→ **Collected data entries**
>>>>>

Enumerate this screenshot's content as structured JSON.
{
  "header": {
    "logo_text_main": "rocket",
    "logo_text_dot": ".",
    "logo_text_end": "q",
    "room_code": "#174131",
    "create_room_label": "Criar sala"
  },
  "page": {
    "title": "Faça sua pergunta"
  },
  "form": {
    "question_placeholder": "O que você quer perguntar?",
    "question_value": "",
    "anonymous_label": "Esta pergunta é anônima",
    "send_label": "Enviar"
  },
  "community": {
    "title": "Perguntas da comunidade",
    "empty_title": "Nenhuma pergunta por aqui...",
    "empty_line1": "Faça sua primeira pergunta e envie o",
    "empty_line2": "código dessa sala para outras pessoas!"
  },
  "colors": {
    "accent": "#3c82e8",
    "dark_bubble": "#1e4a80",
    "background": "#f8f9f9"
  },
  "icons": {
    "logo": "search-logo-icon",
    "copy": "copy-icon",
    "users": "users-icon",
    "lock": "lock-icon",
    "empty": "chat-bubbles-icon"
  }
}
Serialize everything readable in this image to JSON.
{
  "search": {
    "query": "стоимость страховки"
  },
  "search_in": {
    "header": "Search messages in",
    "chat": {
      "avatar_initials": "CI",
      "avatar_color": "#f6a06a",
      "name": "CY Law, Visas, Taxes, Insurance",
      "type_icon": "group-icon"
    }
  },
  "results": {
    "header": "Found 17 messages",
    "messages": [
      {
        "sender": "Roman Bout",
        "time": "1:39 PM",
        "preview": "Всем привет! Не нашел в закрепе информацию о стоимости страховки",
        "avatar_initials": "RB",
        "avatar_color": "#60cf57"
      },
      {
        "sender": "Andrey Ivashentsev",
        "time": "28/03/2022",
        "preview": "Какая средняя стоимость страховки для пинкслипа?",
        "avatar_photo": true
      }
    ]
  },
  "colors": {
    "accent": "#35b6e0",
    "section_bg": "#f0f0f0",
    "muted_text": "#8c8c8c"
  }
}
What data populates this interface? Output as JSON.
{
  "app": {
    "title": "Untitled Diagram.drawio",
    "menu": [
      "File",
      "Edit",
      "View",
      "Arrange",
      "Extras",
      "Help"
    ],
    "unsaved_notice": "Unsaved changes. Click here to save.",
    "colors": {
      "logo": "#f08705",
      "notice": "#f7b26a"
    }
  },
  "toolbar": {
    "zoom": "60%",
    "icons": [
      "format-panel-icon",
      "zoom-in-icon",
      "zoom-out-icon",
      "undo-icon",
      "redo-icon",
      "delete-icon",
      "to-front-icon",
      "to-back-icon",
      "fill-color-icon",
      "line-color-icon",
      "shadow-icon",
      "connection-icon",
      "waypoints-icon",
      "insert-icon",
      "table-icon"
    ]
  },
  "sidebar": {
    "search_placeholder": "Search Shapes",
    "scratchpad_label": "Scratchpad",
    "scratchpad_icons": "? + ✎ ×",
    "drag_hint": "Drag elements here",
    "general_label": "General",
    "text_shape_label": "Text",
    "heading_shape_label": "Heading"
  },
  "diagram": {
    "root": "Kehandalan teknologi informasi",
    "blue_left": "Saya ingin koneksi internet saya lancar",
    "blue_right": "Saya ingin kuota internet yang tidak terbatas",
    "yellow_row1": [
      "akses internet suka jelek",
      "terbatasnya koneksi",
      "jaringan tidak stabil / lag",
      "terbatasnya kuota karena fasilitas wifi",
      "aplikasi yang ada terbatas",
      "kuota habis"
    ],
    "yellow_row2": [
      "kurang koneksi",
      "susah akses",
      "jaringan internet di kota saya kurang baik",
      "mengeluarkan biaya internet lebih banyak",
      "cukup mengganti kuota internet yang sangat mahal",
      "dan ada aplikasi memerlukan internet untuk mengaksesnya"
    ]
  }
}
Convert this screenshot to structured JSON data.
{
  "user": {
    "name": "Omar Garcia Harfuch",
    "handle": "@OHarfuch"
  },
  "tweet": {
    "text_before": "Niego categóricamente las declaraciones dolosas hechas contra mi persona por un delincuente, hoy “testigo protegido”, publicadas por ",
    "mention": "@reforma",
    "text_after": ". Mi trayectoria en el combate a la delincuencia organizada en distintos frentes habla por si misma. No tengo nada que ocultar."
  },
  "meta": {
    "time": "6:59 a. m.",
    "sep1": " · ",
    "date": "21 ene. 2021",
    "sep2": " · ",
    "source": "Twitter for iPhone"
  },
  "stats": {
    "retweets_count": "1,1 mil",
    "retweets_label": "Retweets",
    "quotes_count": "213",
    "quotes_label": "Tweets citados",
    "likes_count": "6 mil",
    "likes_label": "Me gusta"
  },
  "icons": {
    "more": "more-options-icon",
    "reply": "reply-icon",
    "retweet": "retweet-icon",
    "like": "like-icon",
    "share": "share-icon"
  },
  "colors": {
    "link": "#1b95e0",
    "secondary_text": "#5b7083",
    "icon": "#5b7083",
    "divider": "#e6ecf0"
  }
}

<<<<<

Return every record, word for word.

→ **REPLY TO THE TASK**
Enumerate this screenshot's content as structured JSON.
{
  "header": {
    "logo_text_main": "rocket",
    "logo_text_dot": ".",
    "logo_text_end": "q",
    "room_code": "#174131",
    "create_room_label": "Criar sala"
  },
  "page": {
    "title": "Faça sua pergunta"
  },
  "form": {
    "question_placeholder": "O que você quer perguntar?",
    "question_value": "",
    "anonymous_label": "Esta pergunta é anônima",
    "send_label": "Enviar"
  },
  "community": {
    "title": "Perguntas da comunidade",
    "empty_title": "Nenhuma pergunta por aqui...",
    "empty_line1": "Faça sua primeira pergunta e envie o",
    "empty_line2": "código dessa sala para outras pessoas!"
  },
  "colors": {
    "accent": "#3c82e8",
    "dark_bubble": "#1e4a80",
    "background": "#f8f9f9"
  },
  "icons": {
    "logo": "search-logo-icon",
    "copy": "copy-icon",
    "users": "users-icon",
    "lock": "lock-icon",
    "empty": "chat-bubbles-icon"
  }
}
Serialize everything readable in this image to JSON.
{
  "search": {
    "query": "стоимость страховки"
  },
  "search_in": {
    "header": "Search messages in",
    "chat": {
      "avatar_initials": "CI",
      "avatar_color": "#f6a06a",
      "name": "CY Law, Visas, Taxes, Insurance",
      "type_icon": "group-icon"
    }
  },
  "results": {
    "header": "Found 17 messages",
    "messages": [
      {
        "sender": "Roman Bout",
        "time": "1:39 PM",
        "preview": "Всем привет! Не нашел в закрепе информацию о стоимости страховки",
        "avatar_initials": "RB",
        "avatar_color": "#60cf57"
      },
      {
        "sender": "Andrey Ivashentsev",
        "time": "28/03/2022",
        "preview": "Какая средняя стоимость страховки для пинкслипа?",
        "avatar_photo": true
      }
    ]
  },
  "colors": {
    "accent": "#35b6e0",
    "section_bg": "#f0f0f0",
    "muted_text": "#8c8c8c"
  }
}
What data populates this interface? Output as JSON.
{
  "app": {
    "title": "Untitled Diagram.drawio",
    "menu": [
      "File",
      "Edit",
      "View",
      "Arrange",
      "Extras",
      "Help"
    ],
    "unsaved_notice": "Unsaved changes. Click here to save.",
    "colors": {
      "logo": "#f08705",
      "notice": "#f7b26a"
    }
  },
  "toolbar": {
    "zoom": "60%",
    "icons": [
      "format-panel-icon",
      "zoom-in-icon",
      "zoom-out-icon",
      "undo-icon",
      "redo-icon",
      "delete-icon",
      "to-front-icon",
      "to-back-icon",
      "fill-color-icon",
      "line-color-icon",
      "shadow-icon",
      "connection-icon",
      "waypoints-icon",
      "insert-icon",
      "table-icon"
    ]
  },
  "sidebar": {
    "search_placeholder": "Search Shapes",
    "scratchpad_label": "Scratchpad",
    "scratchpad_icons": "? + ✎ ×",
    "drag_hint": "Drag elements here",
    "general_label": "General",
    "text_shape_label": "Text",
    "heading_shape_label": "Heading"
  },
  "diagram": {
    "root": "Kehandalan teknologi informasi",
    "blue_left": "Saya ingin koneksi internet saya lancar",
    "blue_right": "Saya ingin kuota internet yang tidak terbatas",
    "yellow_row1": [
      "akses internet suka jelek",
      "terbatasnya koneksi",
      "jaringan tidak stabil / lag",
      "terbatasnya kuota karena fasilitas wifi",
      "aplikasi yang ada terbatas",
      "kuota habis"
    ],
    "yellow_row2": [
      "kurang koneksi",
      "susah akses",
      "jaringan internet di kota saya kurang baik",
      "mengeluarkan biaya internet lebih banyak",
      "cukup mengganti kuota internet yang sangat mahal",
      "dan ada aplikasi memerlukan internet untuk mengaksesnya"
    ]
  }
}
Convert this screenshot to structured JSON data.
{
  "user": {
    "name": "Omar Garcia Harfuch",
    "handle": "@OHarfuch"
  },
  "tweet": {
    "text_before": "Niego categóricamente las declaraciones dolosas hechas contra mi persona por un delincuente, hoy “testigo protegido”, publicadas por ",
    "mention": "@reforma",
    "text_after": ". Mi trayectoria en el combate a la delincuencia organizada en distintos frentes habla por si misma. No tengo nada que ocultar."
  },
  "meta": {
    "time": "6:59 a. m.",
    "sep1": " · ",
    "date": "21 ene. 2021",
    "sep2": " · ",
    "source": "Twitter for iPhone"
  },
  "stats": {
    "retweets_count": "1,1 mil",
    "retweets_label": "Retweets",
    "quotes_count": "213",
    "quotes_label": "Tweets citados",
    "likes_count": "6 mil",
    "likes_label": "Me gusta"
  },
  "icons": {
    "more": "more-options-icon",
    "reply": "reply-icon",
    "retweet": "retweet-icon",
    "like": "like-icon",
    "share": "share-icon"
  },
  "colors": {
    "link": "#1b95e0",
    "secondary_text": "#5b7083",
    "icon": "#5b7083",
    "divider": "#e6ecf0"
  }
}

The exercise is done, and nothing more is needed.